### Material for this task

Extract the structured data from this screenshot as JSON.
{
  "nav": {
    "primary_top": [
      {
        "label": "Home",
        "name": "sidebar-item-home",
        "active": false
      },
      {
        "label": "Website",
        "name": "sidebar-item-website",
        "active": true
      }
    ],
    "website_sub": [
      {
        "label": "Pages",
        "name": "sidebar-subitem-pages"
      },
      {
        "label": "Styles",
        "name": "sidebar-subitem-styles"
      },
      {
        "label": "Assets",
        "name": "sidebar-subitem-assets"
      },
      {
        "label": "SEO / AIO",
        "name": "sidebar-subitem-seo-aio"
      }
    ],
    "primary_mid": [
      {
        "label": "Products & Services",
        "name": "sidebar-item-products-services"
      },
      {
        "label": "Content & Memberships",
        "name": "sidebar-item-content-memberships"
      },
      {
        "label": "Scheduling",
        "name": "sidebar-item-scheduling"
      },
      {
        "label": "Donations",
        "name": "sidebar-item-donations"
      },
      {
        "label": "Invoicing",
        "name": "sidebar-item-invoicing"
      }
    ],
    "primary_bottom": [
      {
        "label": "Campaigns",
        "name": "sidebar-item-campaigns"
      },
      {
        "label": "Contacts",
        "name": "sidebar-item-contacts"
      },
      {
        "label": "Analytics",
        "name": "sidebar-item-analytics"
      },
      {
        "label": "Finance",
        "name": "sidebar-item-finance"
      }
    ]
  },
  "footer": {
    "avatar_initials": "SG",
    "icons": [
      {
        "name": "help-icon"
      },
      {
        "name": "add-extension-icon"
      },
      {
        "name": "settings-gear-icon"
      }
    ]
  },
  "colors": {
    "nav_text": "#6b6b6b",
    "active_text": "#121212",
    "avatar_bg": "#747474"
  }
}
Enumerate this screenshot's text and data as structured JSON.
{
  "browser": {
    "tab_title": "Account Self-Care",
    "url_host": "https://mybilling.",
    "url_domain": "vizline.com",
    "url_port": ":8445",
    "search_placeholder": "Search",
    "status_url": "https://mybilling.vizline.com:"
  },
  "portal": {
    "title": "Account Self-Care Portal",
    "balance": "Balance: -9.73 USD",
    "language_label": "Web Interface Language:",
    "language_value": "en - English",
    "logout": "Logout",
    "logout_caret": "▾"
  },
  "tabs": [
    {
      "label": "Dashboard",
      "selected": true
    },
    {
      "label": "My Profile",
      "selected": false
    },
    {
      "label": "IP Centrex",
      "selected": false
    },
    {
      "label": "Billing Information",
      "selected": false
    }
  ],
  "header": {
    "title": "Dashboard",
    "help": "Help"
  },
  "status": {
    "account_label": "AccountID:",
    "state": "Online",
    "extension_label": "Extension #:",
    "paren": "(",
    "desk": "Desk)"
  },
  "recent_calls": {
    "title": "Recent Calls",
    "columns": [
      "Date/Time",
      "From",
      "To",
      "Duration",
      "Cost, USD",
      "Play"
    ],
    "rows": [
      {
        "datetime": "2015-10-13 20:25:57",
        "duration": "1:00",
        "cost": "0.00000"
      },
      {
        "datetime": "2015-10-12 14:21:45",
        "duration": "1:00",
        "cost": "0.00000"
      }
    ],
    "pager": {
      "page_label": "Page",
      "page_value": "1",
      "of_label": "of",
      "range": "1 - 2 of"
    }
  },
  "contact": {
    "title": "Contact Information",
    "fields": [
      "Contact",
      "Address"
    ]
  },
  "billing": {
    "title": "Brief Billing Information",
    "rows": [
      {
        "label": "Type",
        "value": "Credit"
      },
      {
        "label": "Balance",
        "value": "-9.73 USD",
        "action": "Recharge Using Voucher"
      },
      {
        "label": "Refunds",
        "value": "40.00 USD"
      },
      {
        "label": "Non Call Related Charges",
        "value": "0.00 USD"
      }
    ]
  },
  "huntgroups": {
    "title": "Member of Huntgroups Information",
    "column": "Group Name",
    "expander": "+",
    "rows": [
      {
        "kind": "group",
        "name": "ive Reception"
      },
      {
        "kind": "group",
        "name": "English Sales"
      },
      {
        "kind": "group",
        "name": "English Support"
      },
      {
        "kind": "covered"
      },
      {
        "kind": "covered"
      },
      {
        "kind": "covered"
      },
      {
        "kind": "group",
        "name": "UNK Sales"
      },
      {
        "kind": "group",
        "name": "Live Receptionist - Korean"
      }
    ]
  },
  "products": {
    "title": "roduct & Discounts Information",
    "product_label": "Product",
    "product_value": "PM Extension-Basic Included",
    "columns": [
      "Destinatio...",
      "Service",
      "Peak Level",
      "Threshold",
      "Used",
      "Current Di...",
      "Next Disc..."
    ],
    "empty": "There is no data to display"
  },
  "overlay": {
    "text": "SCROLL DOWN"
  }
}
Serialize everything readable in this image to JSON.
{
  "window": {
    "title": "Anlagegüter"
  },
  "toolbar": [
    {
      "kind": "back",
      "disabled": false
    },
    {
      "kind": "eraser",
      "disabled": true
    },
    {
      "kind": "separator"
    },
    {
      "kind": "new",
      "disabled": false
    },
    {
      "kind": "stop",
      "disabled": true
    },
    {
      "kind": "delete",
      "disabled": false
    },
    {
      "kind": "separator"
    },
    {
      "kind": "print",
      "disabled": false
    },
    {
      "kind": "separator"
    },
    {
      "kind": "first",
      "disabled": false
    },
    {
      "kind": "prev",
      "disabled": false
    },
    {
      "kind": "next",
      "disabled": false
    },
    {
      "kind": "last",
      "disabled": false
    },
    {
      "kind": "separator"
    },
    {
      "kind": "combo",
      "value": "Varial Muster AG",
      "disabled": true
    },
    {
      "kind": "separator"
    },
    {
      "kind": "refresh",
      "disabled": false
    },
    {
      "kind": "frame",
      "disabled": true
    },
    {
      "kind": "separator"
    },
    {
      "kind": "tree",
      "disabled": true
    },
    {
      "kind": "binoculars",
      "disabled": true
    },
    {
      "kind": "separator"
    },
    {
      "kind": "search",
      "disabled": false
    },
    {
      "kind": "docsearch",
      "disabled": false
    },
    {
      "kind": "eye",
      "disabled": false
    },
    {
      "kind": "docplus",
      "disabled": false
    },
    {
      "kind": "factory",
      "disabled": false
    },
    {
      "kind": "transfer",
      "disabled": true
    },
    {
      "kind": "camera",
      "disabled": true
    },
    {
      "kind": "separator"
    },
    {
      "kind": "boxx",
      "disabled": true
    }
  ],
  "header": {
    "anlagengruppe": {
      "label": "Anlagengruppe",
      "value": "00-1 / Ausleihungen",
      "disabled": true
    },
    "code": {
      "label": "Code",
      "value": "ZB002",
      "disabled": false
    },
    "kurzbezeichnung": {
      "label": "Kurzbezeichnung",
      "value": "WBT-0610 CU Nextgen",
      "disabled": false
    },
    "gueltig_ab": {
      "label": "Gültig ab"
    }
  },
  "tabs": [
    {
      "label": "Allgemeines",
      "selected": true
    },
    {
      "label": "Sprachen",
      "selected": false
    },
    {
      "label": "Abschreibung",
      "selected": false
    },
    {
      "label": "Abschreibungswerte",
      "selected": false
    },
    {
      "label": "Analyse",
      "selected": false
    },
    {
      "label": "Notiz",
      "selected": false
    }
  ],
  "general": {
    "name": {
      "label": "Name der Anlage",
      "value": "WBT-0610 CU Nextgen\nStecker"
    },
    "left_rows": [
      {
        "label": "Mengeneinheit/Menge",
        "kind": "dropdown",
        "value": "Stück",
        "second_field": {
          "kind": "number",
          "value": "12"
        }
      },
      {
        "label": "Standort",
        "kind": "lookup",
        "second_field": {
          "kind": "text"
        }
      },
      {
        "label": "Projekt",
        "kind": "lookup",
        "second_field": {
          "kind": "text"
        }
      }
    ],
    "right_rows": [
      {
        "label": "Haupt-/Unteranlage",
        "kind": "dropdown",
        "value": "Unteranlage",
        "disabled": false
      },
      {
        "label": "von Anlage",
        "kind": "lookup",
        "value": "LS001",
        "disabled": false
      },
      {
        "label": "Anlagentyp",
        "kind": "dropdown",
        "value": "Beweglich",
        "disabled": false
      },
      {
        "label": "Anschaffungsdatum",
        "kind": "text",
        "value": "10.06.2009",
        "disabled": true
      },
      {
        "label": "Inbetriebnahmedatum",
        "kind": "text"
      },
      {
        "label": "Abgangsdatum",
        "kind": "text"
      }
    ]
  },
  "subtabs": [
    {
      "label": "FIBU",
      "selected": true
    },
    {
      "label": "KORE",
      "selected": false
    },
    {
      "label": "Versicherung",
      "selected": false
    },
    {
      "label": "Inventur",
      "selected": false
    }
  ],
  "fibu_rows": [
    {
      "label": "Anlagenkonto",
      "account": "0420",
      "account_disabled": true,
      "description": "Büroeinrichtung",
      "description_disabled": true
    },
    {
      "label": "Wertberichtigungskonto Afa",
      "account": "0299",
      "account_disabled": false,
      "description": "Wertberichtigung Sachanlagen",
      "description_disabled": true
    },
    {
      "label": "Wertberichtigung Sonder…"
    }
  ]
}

### Instruction
Check each line above for the string "screenshot", then copy the ones that have it.

### Exercise answer
Extract the structured data from this screenshot as JSON.
Enumerate this screenshot's text and data as structured JSON.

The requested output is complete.